■ Goal
Leaving out all images, write out the records that follow exactly.

--- --- ---

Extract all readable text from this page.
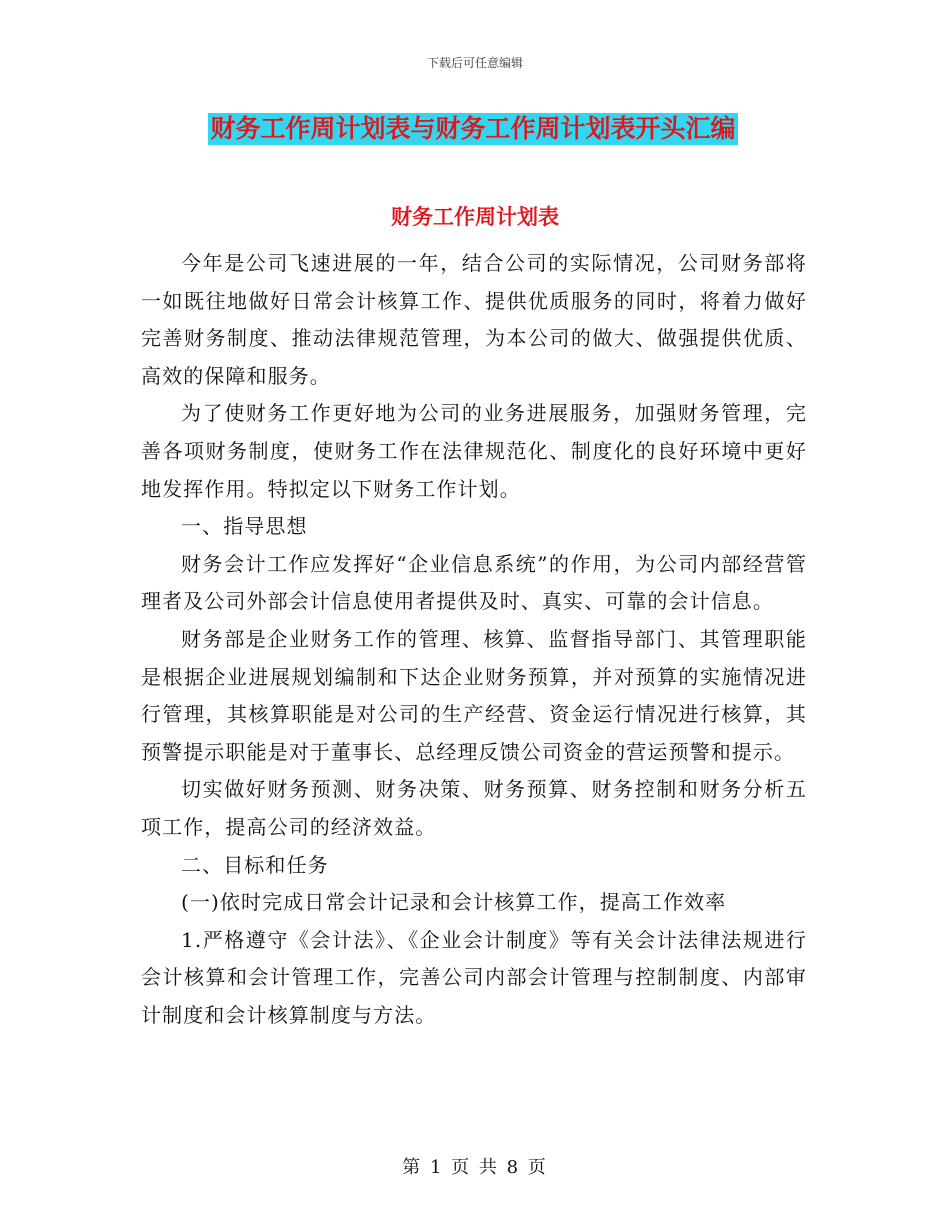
下载后可任意编辑
财务工作周计划表与财务工作周计划表开头汇编
财务工作周计划表

今年是公司飞速进展的一年，结合公司的实际情况，公司财务部将一如既往地做好日常会计核算工作、提供优质服务的同时，将着力做好完善财务制度、推动法律规范管理，为本公司的做大、做强提供优质、高效的保障和服务。

为了使财务工作更好地为公司的业务进展服务，加强财务管理，完善各项财务制度，使财务工作在法律规范化、制度化的良好环境中更好地发挥作用。特拟定以下财务工作计划。

一、指导思想

财务会计工作应发挥好“企业信息系统”的作用，为公司内部经营管理者及公司外部会计信息使用者提供及时、真实、可靠的会计信息。

财务部是企业财务工作的管理、核算、监督指导部门、其管理职能是根据企业进展规划编制和下达企业财务预算，并对预算的实施情况进行管理，其核算职能是对公司的生产经营、资金运行情况进行核算，其预警提示职能是对于董事长、总经理反馈公司资金的营运预警和提示。

切实做好财务预测、财务决策、财务预算、财务控制和财务分析五项工作，提高公司的经济效益。

二、目标和任务

(一)依时完成日常会计记录和会计核算工作，提高工作效率

1.严格遵守《会计法》、《企业会计制度》等有关会计法律法规进行会计核算和会计管理工作，完善公司内部会计管理与控制制度、内部审计制度和会计核算制度与方法。

第 1 页 共 8 页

--- --- ---

■ Reply
Extract all readable text from this page.
下载后可任意编辑
财务工作周计划表与财务工作周计划表开头汇编
财务工作周计划表

今年是公司飞速进展的一年，结合公司的实际情况，公司财务部将一如既往地做好日常会计核算工作、提供优质服务的同时，将着力做好完善财务制度、推动法律规范管理，为本公司的做大、做强提供优质、高效的保障和服务。

为了使财务工作更好地为公司的业务进展服务，加强财务管理，完善各项财务制度，使财务工作在法律规范化、制度化的良好环境中更好地发挥作用。特拟定以下财务工作计划。

一、指导思想

财务会计工作应发挥好“企业信息系统”的作用，为公司内部经营管理者及公司外部会计信息使用者提供及时、真实、可靠的会计信息。

财务部是企业财务工作的管理、核算、监督指导部门、其管理职能是根据企业进展规划编制和下达企业财务预算，并对预算的实施情况进行管理，其核算职能是对公司的生产经营、资金运行情况进行核算，其预警提示职能是对于董事长、总经理反馈公司资金的营运预警和提示。

切实做好财务预测、财务决策、财务预算、财务控制和财务分析五项工作，提高公司的经济效益。

二、目标和任务

(一)依时完成日常会计记录和会计核算工作，提高工作效率

1.严格遵守《会计法》、《企业会计制度》等有关会计法律法规进行会计核算和会计管理工作，完善公司内部会计管理与控制制度、内部审计制度和会计核算制度与方法。

第 1 页 共 8 页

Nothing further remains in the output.